--- Requirements ---
Which lines below hold the word "Cookies"? Report each one.

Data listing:
◆ ◆ ◆

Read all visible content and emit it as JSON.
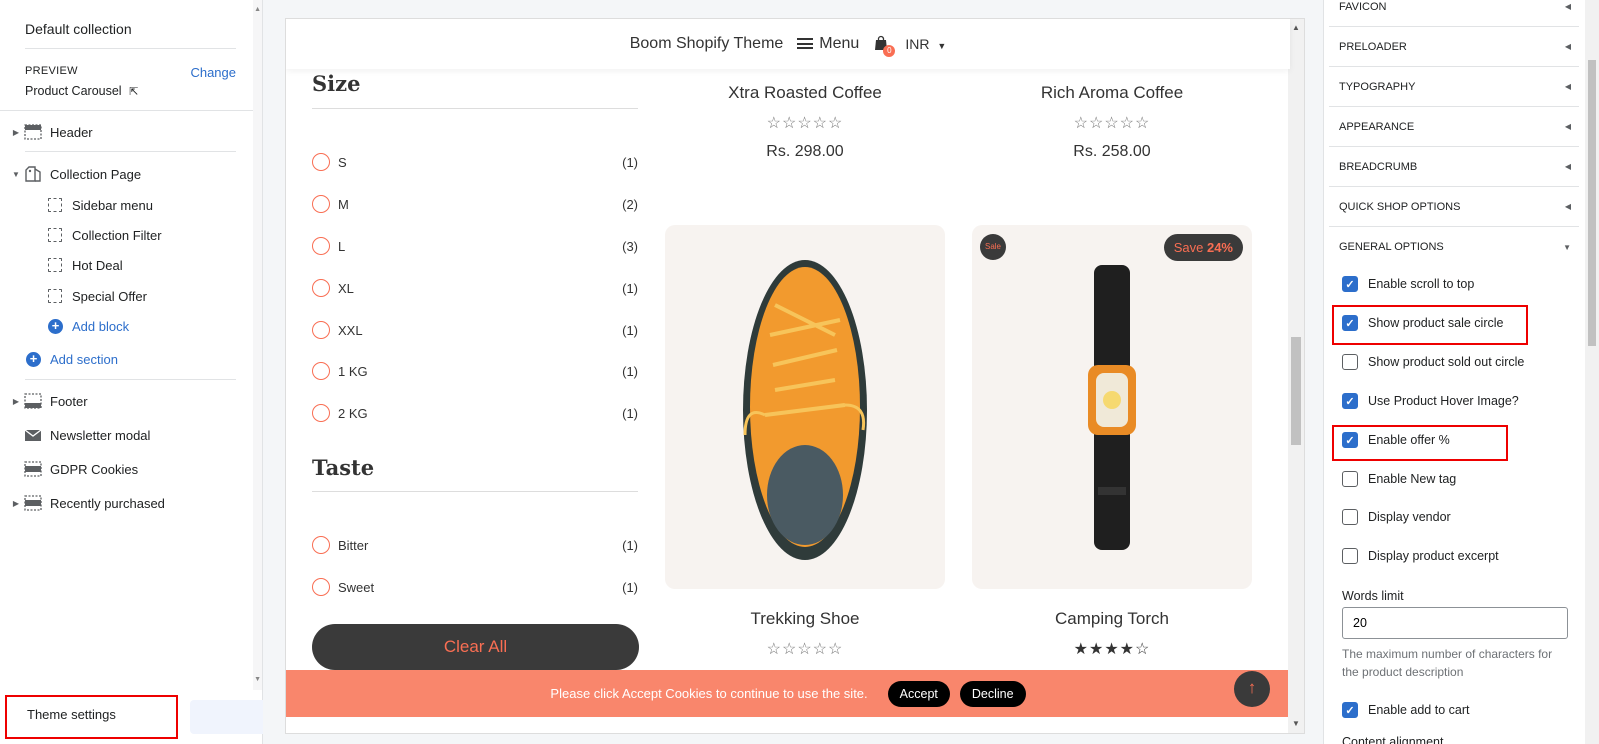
{
  "sidebar": {
    "collection_title": "Default collection",
    "preview_label": "PREVIEW",
    "change_label": "Change",
    "preview_value": "Product Carousel",
    "sections": {
      "header": "Header",
      "collection_page": "Collection Page",
      "blocks": [
        "Sidebar menu",
        "Collection Filter",
        "Hot Deal",
        "Special Offer"
      ],
      "add_block": "Add block",
      "add_section": "Add section",
      "footer": "Footer",
      "newsletter": "Newsletter modal",
      "gdpr": "GDPR Cookies",
      "recently": "Recently purchased"
    },
    "theme_settings": "Theme settings"
  },
  "store": {
    "brand": "Boom Shopify Theme",
    "menu": "Menu",
    "cart_count": "0",
    "currency": "INR"
  },
  "filters": {
    "size_title": "Size",
    "size_options": [
      {
        "label": "S",
        "count": "(1)"
      },
      {
        "label": "M",
        "count": "(2)"
      },
      {
        "label": "L",
        "count": "(3)"
      },
      {
        "label": "XL",
        "count": "(1)"
      },
      {
        "label": "XXL",
        "count": "(1)"
      },
      {
        "label": "1 KG",
        "count": "(1)"
      },
      {
        "label": "2 KG",
        "count": "(1)"
      }
    ],
    "taste_title": "Taste",
    "taste_options": [
      {
        "label": "Bitter",
        "count": "(1)"
      },
      {
        "label": "Sweet",
        "count": "(1)"
      }
    ],
    "clear_all": "Clear All"
  },
  "products": {
    "p1": {
      "name": "Xtra Roasted Coffee",
      "stars": "☆☆☆☆☆",
      "price": "Rs. 298.00"
    },
    "p2": {
      "name": "Rich Aroma Coffee",
      "stars": "☆☆☆☆☆",
      "price": "Rs. 258.00"
    },
    "p3": {
      "name": "Trekking Shoe",
      "stars": "☆☆☆☆☆",
      "rating": 0
    },
    "p4": {
      "name": "Camping Torch",
      "stars": "★★★★☆",
      "rating": 4,
      "sale_badge": "Sale",
      "save_label": "Save",
      "save_pct": "24%"
    }
  },
  "cookie": {
    "message": "Please click Accept Cookies to continue to use the site.",
    "accept": "Accept",
    "decline": "Decline"
  },
  "settings": {
    "accordions": [
      "FAVICON",
      "PRELOADER",
      "TYPOGRAPHY",
      "APPEARANCE",
      "BREADCRUMB",
      "QUICK SHOP OPTIONS",
      "GENERAL OPTIONS"
    ],
    "options": [
      {
        "label": "Enable scroll to top",
        "checked": true
      },
      {
        "label": "Show product sale circle",
        "checked": true
      },
      {
        "label": "Show product sold out circle",
        "checked": false
      },
      {
        "label": "Use Product Hover Image?",
        "checked": true
      },
      {
        "label": "Enable offer %",
        "checked": true
      },
      {
        "label": "Enable New tag",
        "checked": false
      },
      {
        "label": "Display vendor",
        "checked": false
      },
      {
        "label": "Display product excerpt",
        "checked": false
      }
    ],
    "words_limit_label": "Words limit",
    "words_limit_value": "20",
    "words_help": "The maximum number of characters for the product description",
    "add_to_cart": {
      "label": "Enable add to cart",
      "checked": true
    },
    "content_alignment": "Content alignment"
  },
  "colors": {
    "accent": "#f96e53",
    "link": "#2c6ecb",
    "highlight": "#ee0000"
  }
}
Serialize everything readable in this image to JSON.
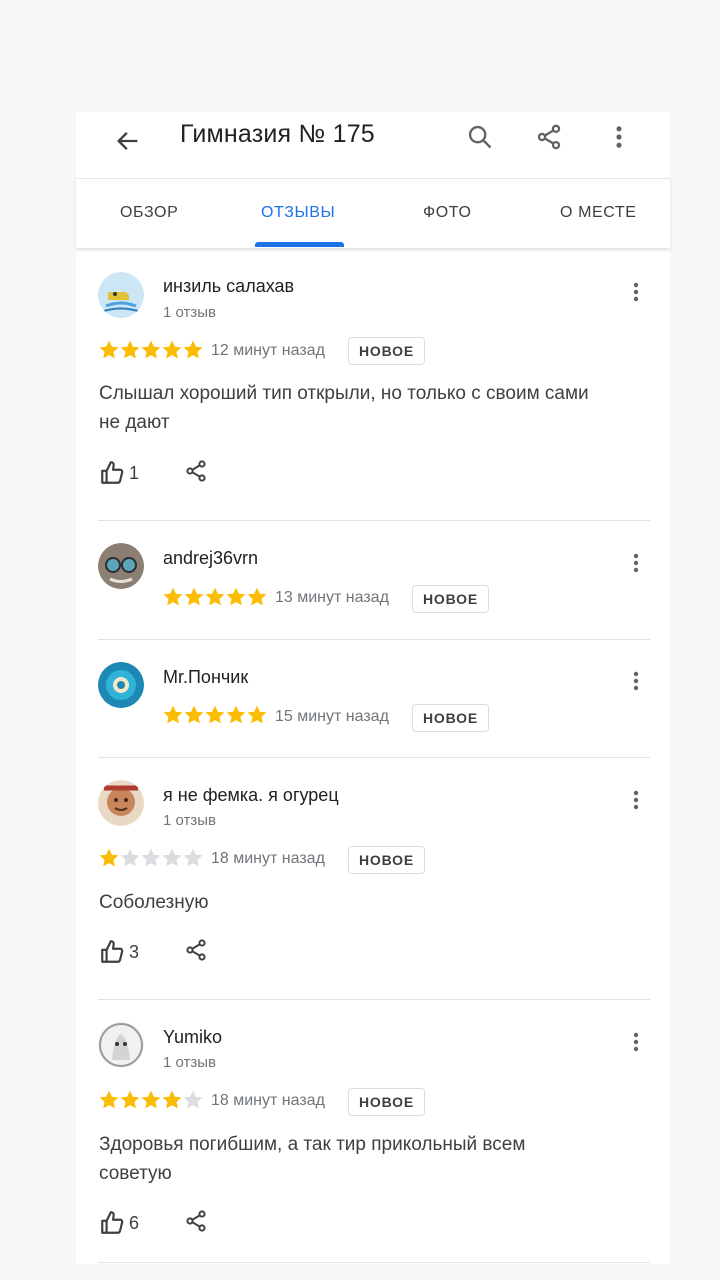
{
  "header": {
    "title": "Гимназия № 175",
    "back_icon": "arrow-left-icon",
    "search_icon": "search-icon",
    "share_icon": "share-icon",
    "more_icon": "more-vert-icon"
  },
  "tabs": [
    {
      "label": "ОБЗОР",
      "active": false
    },
    {
      "label": "ОТЗЫВЫ",
      "active": true
    },
    {
      "label": "ФОТО",
      "active": false
    },
    {
      "label": "О МЕСТЕ",
      "active": false
    }
  ],
  "colors": {
    "accent": "#1a73e8",
    "star_filled": "#fbbc04",
    "star_empty": "#dadce0"
  },
  "reviews": [
    {
      "author": "инзиль салахав",
      "review_count": "1 отзыв",
      "rating": 5,
      "time": "12 минут назад",
      "badge": "НОВОЕ",
      "text": "Слышал хороший тип открыли, но только с своим сами не дают",
      "likes": "1"
    },
    {
      "author": "andrej36vrn",
      "rating": 5,
      "time": "13 минут назад",
      "badge": "НОВОЕ"
    },
    {
      "author": "Mr.Пончик",
      "rating": 5,
      "time": "15 минут назад",
      "badge": "НОВОЕ"
    },
    {
      "author": "я не фемка. я огурец",
      "review_count": "1 отзыв",
      "rating": 1,
      "time": "18 минут назад",
      "badge": "НОВОЕ",
      "text": "Соболезную",
      "likes": "3"
    },
    {
      "author": "Yumiko",
      "review_count": "1 отзыв",
      "rating": 4,
      "time": "18 минут назад",
      "badge": "НОВОЕ",
      "text": "Здоровья погибшим, а так тир прикольный всем советую",
      "likes": "6"
    }
  ]
}
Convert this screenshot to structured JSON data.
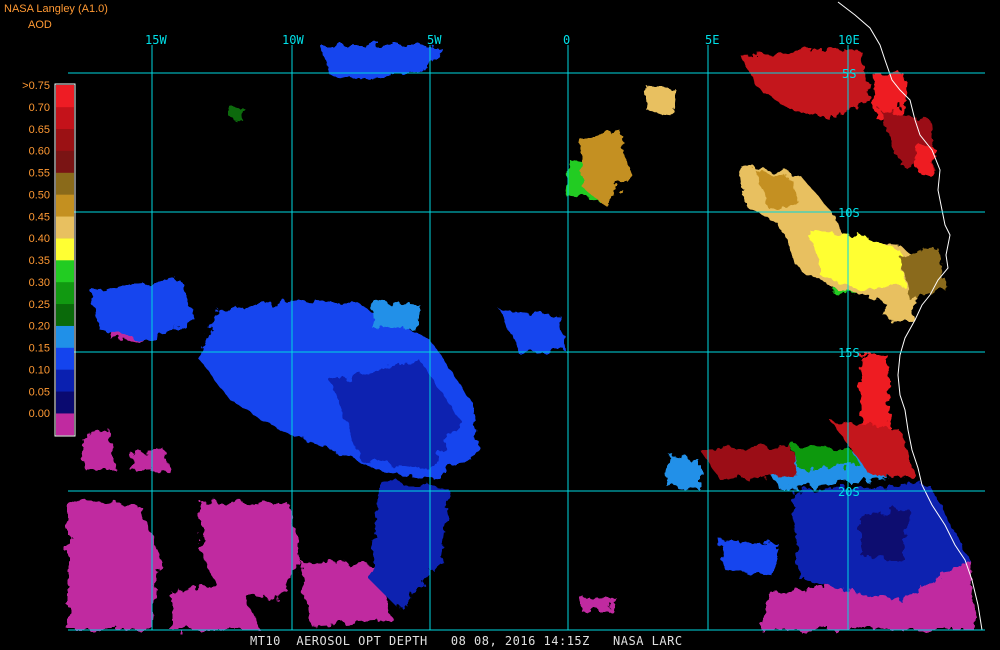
{
  "header": {
    "brand": "NASA Langley (A1.0)",
    "variable": "AOD"
  },
  "colorbar": {
    "labels": [
      ">0.75",
      "0.70",
      "0.65",
      "0.60",
      "0.55",
      "0.50",
      "0.45",
      "0.40",
      "0.35",
      "0.30",
      "0.25",
      "0.20",
      "0.15",
      "0.10",
      "0.05",
      "0.00"
    ],
    "colors": [
      "#ee1c24",
      "#c4121a",
      "#9b1114",
      "#7a1414",
      "#8a6a1a",
      "#c49020",
      "#e8c060",
      "#ffff33",
      "#22cc22",
      "#119911",
      "#0a6a0a",
      "#2090e8",
      "#1444ee",
      "#0a20b0",
      "#0a0a70",
      "#c02aa0"
    ]
  },
  "grid": {
    "lon_labels": [
      "15W",
      "10W",
      "5W",
      "0",
      "5E",
      "10E"
    ],
    "lat_labels": [
      "5S",
      "10S",
      "15S",
      "20S"
    ],
    "line_color": "#00d8e0"
  },
  "footer": {
    "text": "MT10  AEROSOL OPT DEPTH   08 08, 2016 14:15Z   NASA LARC"
  }
}
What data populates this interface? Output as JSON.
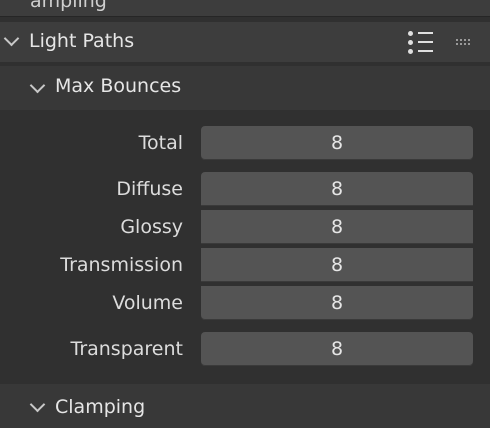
{
  "previous_panel": {
    "title_fragment": "ampling"
  },
  "light_paths": {
    "title": "Light Paths",
    "list_icon": "list-presets-icon",
    "drag_icon": "drag-handle-icon"
  },
  "max_bounces": {
    "title": "Max Bounces",
    "fields": [
      {
        "label": "Total",
        "value": "8"
      },
      {
        "label": "Diffuse",
        "value": "8"
      },
      {
        "label": "Glossy",
        "value": "8"
      },
      {
        "label": "Transmission",
        "value": "8"
      },
      {
        "label": "Volume",
        "value": "8"
      },
      {
        "label": "Transparent",
        "value": "8"
      }
    ]
  },
  "clamping": {
    "title": "Clamping"
  }
}
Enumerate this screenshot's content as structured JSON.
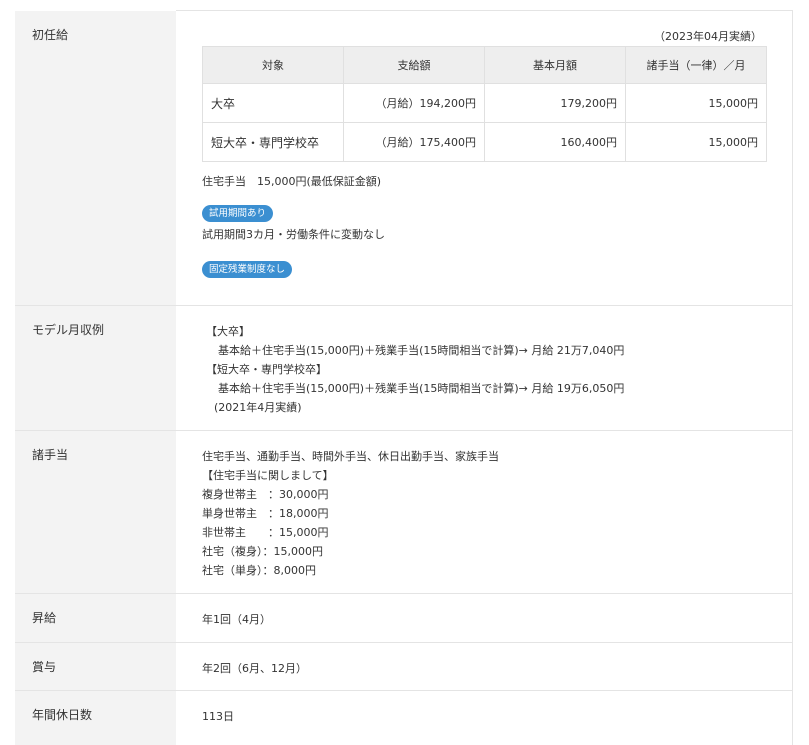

◆ ◆ ◆

--- Completed exercise ---
      "gdpr": "GDPR Cookies",
    "message": "Please click Accept Cookies to continue to use the site.",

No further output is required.